> **RECORDS FOR THE TASK**
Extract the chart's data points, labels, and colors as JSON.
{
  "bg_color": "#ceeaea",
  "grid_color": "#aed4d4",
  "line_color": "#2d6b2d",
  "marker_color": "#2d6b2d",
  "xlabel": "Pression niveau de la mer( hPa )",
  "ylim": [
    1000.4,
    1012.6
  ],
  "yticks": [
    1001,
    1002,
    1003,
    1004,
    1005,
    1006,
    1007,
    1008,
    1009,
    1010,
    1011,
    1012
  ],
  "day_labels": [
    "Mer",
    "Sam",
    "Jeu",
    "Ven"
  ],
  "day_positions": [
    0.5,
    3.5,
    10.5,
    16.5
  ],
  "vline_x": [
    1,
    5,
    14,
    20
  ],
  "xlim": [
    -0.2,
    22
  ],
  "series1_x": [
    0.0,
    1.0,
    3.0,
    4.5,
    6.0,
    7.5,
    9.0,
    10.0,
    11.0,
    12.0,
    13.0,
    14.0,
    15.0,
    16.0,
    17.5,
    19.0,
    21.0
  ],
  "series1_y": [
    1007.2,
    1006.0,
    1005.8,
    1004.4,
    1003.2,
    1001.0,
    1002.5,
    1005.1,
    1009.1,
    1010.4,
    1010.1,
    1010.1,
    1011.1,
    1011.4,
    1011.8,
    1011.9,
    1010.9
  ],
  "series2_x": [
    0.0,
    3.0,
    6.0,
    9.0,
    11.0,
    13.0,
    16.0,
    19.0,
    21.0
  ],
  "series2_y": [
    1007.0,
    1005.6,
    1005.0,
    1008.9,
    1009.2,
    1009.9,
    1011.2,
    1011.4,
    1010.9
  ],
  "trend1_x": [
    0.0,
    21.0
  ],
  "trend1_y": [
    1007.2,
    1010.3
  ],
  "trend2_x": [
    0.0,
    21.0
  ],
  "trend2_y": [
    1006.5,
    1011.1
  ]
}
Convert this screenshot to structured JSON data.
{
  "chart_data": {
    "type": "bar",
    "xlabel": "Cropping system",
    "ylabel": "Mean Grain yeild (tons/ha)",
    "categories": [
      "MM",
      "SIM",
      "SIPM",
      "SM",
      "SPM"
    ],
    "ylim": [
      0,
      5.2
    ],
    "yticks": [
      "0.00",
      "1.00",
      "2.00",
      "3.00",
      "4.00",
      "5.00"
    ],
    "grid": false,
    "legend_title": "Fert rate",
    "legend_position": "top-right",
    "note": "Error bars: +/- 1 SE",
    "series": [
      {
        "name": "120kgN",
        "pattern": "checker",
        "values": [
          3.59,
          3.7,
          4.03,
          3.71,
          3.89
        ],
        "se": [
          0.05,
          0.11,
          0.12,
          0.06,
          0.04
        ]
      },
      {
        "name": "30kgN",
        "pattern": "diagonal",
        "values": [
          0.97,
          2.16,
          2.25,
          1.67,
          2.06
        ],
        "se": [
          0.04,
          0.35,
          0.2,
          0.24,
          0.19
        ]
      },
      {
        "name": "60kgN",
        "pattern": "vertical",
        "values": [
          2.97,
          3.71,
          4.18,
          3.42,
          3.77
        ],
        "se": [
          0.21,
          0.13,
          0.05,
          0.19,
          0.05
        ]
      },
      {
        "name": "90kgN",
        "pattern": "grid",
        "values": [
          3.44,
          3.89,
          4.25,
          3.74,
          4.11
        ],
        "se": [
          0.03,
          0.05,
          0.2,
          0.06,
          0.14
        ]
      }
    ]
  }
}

> **PROBLEM**
Each line must be given again exactly as written above.

> **EXERCISE RESPONSE**
Extract the chart's data points, labels, and colors as JSON.
{
  "bg_color": "#ceeaea",
  "grid_color": "#aed4d4",
  "line_color": "#2d6b2d",
  "marker_color": "#2d6b2d",
  "xlabel": "Pression niveau de la mer( hPa )",
  "ylim": [
    1000.4,
    1012.6
  ],
  "yticks": [
    1001,
    1002,
    1003,
    1004,
    1005,
    1006,
    1007,
    1008,
    1009,
    1010,
    1011,
    1012
  ],
  "day_labels": [
    "Mer",
    "Sam",
    "Jeu",
    "Ven"
  ],
  "day_positions": [
    0.5,
    3.5,
    10.5,
    16.5
  ],
  "vline_x": [
    1,
    5,
    14,
    20
  ],
  "xlim": [
    -0.2,
    22
  ],
  "series1_x": [
    0.0,
    1.0,
    3.0,
    4.5,
    6.0,
    7.5,
    9.0,
    10.0,
    11.0,
    12.0,
    13.0,
    14.0,
    15.0,
    16.0,
    17.5,
    19.0,
    21.0
  ],
  "series1_y": [
    1007.2,
    1006.0,
    1005.8,
    1004.4,
    1003.2,
    1001.0,
    1002.5,
    1005.1,
    1009.1,
    1010.4,
    1010.1,
    1010.1,
    1011.1,
    1011.4,
    1011.8,
    1011.9,
    1010.9
  ],
  "series2_x": [
    0.0,
    3.0,
    6.0,
    9.0,
    11.0,
    13.0,
    16.0,
    19.0,
    21.0
  ],
  "series2_y": [
    1007.0,
    1005.6,
    1005.0,
    1008.9,
    1009.2,
    1009.9,
    1011.2,
    1011.4,
    1010.9
  ],
  "trend1_x": [
    0.0,
    21.0
  ],
  "trend1_y": [
    1007.2,
    1010.3
  ],
  "trend2_x": [
    0.0,
    21.0
  ],
  "trend2_y": [
    1006.5,
    1011.1
  ]
}
Convert this screenshot to structured JSON data.
{
  "chart_data": {
    "type": "bar",
    "xlabel": "Cropping system",
    "ylabel": "Mean Grain yeild (tons/ha)",
    "categories": [
      "MM",
      "SIM",
      "SIPM",
      "SM",
      "SPM"
    ],
    "ylim": [
      0,
      5.2
    ],
    "yticks": [
      "0.00",
      "1.00",
      "2.00",
      "3.00",
      "4.00",
      "5.00"
    ],
    "grid": false,
    "legend_title": "Fert rate",
    "legend_position": "top-right",
    "note": "Error bars: +/- 1 SE",
    "series": [
      {
        "name": "120kgN",
        "pattern": "checker",
        "values": [
          3.59,
          3.7,
          4.03,
          3.71,
          3.89
        ],
        "se": [
          0.05,
          0.11,
          0.12,
          0.06,
          0.04
        ]
      },
      {
        "name": "30kgN",
        "pattern": "diagonal",
        "values": [
          0.97,
          2.16,
          2.25,
          1.67,
          2.06
        ],
        "se": [
          0.04,
          0.35,
          0.2,
          0.24,
          0.19
        ]
      },
      {
        "name": "60kgN",
        "pattern": "vertical",
        "values": [
          2.97,
          3.71,
          4.18,
          3.42,
          3.77
        ],
        "se": [
          0.21,
          0.13,
          0.05,
          0.19,
          0.05
        ]
      },
      {
        "name": "90kgN",
        "pattern": "grid",
        "values": [
          3.44,
          3.89,
          4.25,
          3.74,
          4.11
        ],
        "se": [
          0.03,
          0.05,
          0.2,
          0.06,
          0.14
        ]
      }
    ]
  }
}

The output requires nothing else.